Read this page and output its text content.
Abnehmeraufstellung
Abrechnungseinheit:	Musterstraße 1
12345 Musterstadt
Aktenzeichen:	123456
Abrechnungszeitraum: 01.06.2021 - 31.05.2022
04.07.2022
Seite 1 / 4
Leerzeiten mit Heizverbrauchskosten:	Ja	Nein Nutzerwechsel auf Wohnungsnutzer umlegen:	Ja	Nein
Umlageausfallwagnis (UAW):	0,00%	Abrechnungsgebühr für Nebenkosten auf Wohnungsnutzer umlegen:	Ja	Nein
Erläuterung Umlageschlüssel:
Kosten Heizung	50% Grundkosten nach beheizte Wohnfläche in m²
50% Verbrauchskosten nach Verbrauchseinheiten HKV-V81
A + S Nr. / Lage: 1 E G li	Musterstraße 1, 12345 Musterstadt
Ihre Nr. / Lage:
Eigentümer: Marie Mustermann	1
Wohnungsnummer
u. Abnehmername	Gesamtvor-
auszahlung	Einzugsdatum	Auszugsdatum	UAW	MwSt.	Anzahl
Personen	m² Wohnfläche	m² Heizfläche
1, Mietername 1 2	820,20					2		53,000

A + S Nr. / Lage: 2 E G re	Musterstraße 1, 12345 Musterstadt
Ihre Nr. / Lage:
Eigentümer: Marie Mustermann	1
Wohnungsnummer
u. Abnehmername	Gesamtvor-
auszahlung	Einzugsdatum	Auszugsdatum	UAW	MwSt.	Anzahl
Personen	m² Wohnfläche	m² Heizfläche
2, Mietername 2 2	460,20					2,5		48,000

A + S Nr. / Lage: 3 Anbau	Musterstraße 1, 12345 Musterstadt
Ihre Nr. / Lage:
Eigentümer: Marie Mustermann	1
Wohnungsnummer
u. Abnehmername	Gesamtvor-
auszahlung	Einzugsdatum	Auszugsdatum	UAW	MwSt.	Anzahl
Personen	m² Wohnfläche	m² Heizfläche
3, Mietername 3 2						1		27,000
+++++
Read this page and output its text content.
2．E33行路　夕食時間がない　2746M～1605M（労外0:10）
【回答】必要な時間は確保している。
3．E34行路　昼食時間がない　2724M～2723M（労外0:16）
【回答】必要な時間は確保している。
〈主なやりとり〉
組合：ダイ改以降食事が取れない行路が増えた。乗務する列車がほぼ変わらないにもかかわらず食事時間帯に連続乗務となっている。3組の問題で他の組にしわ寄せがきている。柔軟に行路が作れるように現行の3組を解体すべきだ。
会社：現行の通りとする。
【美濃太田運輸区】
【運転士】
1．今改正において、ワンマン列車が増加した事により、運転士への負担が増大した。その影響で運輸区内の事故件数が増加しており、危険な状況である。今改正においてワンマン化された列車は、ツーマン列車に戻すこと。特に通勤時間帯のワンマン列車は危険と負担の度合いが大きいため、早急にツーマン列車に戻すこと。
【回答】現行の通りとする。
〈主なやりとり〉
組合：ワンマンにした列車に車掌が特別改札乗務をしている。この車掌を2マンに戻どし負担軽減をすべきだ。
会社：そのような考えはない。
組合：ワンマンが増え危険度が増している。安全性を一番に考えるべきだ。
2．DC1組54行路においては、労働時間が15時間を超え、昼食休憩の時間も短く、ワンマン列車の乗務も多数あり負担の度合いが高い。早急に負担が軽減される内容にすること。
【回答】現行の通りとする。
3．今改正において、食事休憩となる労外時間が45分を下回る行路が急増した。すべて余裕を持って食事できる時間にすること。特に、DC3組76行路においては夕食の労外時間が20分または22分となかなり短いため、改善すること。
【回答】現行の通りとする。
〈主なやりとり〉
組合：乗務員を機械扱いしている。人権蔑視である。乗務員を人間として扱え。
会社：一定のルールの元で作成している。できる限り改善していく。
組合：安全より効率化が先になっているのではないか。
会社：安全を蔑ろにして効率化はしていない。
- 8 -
+++++
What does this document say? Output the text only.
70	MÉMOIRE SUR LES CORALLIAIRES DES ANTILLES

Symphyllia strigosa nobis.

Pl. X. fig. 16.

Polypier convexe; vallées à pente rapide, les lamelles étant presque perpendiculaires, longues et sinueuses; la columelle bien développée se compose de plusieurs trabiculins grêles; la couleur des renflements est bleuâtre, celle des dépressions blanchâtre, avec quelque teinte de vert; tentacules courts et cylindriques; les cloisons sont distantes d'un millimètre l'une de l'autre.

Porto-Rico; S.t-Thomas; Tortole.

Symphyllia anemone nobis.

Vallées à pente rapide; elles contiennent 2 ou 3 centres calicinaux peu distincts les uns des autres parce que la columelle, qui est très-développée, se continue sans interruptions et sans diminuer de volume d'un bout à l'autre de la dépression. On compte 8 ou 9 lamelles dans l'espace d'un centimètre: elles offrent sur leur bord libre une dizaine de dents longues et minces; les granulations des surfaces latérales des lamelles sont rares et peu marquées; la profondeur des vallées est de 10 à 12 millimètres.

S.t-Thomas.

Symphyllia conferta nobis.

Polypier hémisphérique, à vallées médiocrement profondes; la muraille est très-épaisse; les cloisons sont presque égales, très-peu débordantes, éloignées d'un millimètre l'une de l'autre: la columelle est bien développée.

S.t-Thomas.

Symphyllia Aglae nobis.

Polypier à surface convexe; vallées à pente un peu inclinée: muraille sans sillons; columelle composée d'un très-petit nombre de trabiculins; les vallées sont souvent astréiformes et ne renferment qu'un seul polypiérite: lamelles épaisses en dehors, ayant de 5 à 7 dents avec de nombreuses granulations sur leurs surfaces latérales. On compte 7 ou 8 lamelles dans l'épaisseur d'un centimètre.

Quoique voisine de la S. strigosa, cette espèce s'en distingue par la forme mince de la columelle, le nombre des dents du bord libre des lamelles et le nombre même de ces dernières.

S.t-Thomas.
+++++
Written request -> Return all lines containing the word "nobis".

The completed task ->
Symphyllia strigosa nobis.
Symphyllia anemone nobis.
Symphyllia conferta nobis.
Symphyllia Aglae nobis.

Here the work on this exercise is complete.